▶ **Exercise instructions**:
Set the listing down again in full, word for word, with the pictures left out.

════════════════════

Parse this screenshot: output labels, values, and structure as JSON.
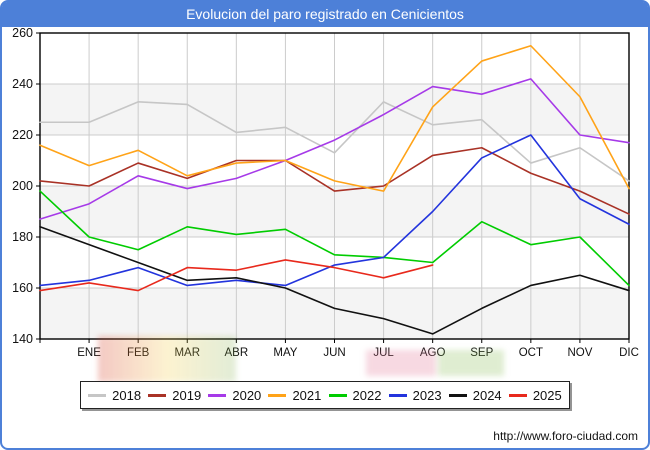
{
  "window": {
    "title": "Evolucion del paro registrado en Cenicientos",
    "footer_url": "http://www.foro-ciudad.com",
    "accent_color": "#4d80d8"
  },
  "chart_data": {
    "type": "line",
    "title": "Evolucion del paro registrado en Cenicientos",
    "categories": [
      "ENE",
      "FEB",
      "MAR",
      "ABR",
      "MAY",
      "JUN",
      "JUL",
      "AGO",
      "SEP",
      "OCT",
      "NOV",
      "DIC"
    ],
    "note": "values[0] is the previous December (line starts on the left axis); values[1..12] correspond to ENE..DIC",
    "ylim": [
      140,
      260
    ],
    "y_ticks": [
      260,
      240,
      220,
      200,
      180,
      160,
      140
    ],
    "grid": true,
    "legend_position": "bottom",
    "shaded_bands": [
      [
        220,
        240
      ],
      [
        180,
        200
      ],
      [
        140,
        160
      ]
    ],
    "series": [
      {
        "name": "2018",
        "color": "#c6c6c6",
        "values": [
          225,
          225,
          233,
          232,
          221,
          223,
          213,
          233,
          224,
          226,
          209,
          215,
          202
        ]
      },
      {
        "name": "2019",
        "color": "#a93226",
        "values": [
          202,
          200,
          209,
          203,
          210,
          210,
          198,
          200,
          212,
          215,
          205,
          198,
          189
        ]
      },
      {
        "name": "2020",
        "color": "#a63ae8",
        "values": [
          187,
          193,
          204,
          199,
          203,
          210,
          218,
          228,
          239,
          236,
          242,
          220,
          217
        ]
      },
      {
        "name": "2021",
        "color": "#ffa318",
        "values": [
          216,
          208,
          214,
          204,
          209,
          210,
          202,
          198,
          231,
          249,
          255,
          235,
          199
        ]
      },
      {
        "name": "2022",
        "color": "#00cc00",
        "values": [
          198,
          180,
          175,
          184,
          181,
          183,
          173,
          172,
          170,
          186,
          177,
          180,
          161
        ]
      },
      {
        "name": "2023",
        "color": "#2334dd",
        "values": [
          161,
          163,
          168,
          161,
          163,
          161,
          169,
          172,
          190,
          211,
          220,
          195,
          185
        ]
      },
      {
        "name": "2024",
        "color": "#111111",
        "values": [
          184,
          177,
          170,
          163,
          164,
          160,
          152,
          148,
          142,
          152,
          161,
          165,
          159
        ]
      },
      {
        "name": "2025",
        "color": "#e8291c",
        "values": [
          159,
          162,
          159,
          168,
          167,
          171,
          168,
          164,
          169
        ]
      }
    ]
  }
}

════════════════════

▶ **Task result**:
Parse this screenshot: output labels, values, and structure as JSON.
{
  "window": {
    "title": "Evolucion del paro registrado en Cenicientos",
    "footer_url": "http://www.foro-ciudad.com",
    "accent_color": "#4d80d8"
  },
  "chart_data": {
    "type": "line",
    "title": "Evolucion del paro registrado en Cenicientos",
    "categories": [
      "ENE",
      "FEB",
      "MAR",
      "ABR",
      "MAY",
      "JUN",
      "JUL",
      "AGO",
      "SEP",
      "OCT",
      "NOV",
      "DIC"
    ],
    "note": "values[0] is the previous December (line starts on the left axis); values[1..12] correspond to ENE..DIC",
    "ylim": [
      140,
      260
    ],
    "y_ticks": [
      260,
      240,
      220,
      200,
      180,
      160,
      140
    ],
    "grid": true,
    "legend_position": "bottom",
    "shaded_bands": [
      [
        220,
        240
      ],
      [
        180,
        200
      ],
      [
        140,
        160
      ]
    ],
    "series": [
      {
        "name": "2018",
        "color": "#c6c6c6",
        "values": [
          225,
          225,
          233,
          232,
          221,
          223,
          213,
          233,
          224,
          226,
          209,
          215,
          202
        ]
      },
      {
        "name": "2019",
        "color": "#a93226",
        "values": [
          202,
          200,
          209,
          203,
          210,
          210,
          198,
          200,
          212,
          215,
          205,
          198,
          189
        ]
      },
      {
        "name": "2020",
        "color": "#a63ae8",
        "values": [
          187,
          193,
          204,
          199,
          203,
          210,
          218,
          228,
          239,
          236,
          242,
          220,
          217
        ]
      },
      {
        "name": "2021",
        "color": "#ffa318",
        "values": [
          216,
          208,
          214,
          204,
          209,
          210,
          202,
          198,
          231,
          249,
          255,
          235,
          199
        ]
      },
      {
        "name": "2022",
        "color": "#00cc00",
        "values": [
          198,
          180,
          175,
          184,
          181,
          183,
          173,
          172,
          170,
          186,
          177,
          180,
          161
        ]
      },
      {
        "name": "2023",
        "color": "#2334dd",
        "values": [
          161,
          163,
          168,
          161,
          163,
          161,
          169,
          172,
          190,
          211,
          220,
          195,
          185
        ]
      },
      {
        "name": "2024",
        "color": "#111111",
        "values": [
          184,
          177,
          170,
          163,
          164,
          160,
          152,
          148,
          142,
          152,
          161,
          165,
          159
        ]
      },
      {
        "name": "2025",
        "color": "#e8291c",
        "values": [
          159,
          162,
          159,
          168,
          167,
          171,
          168,
          164,
          169
        ]
      }
    ]
  }
}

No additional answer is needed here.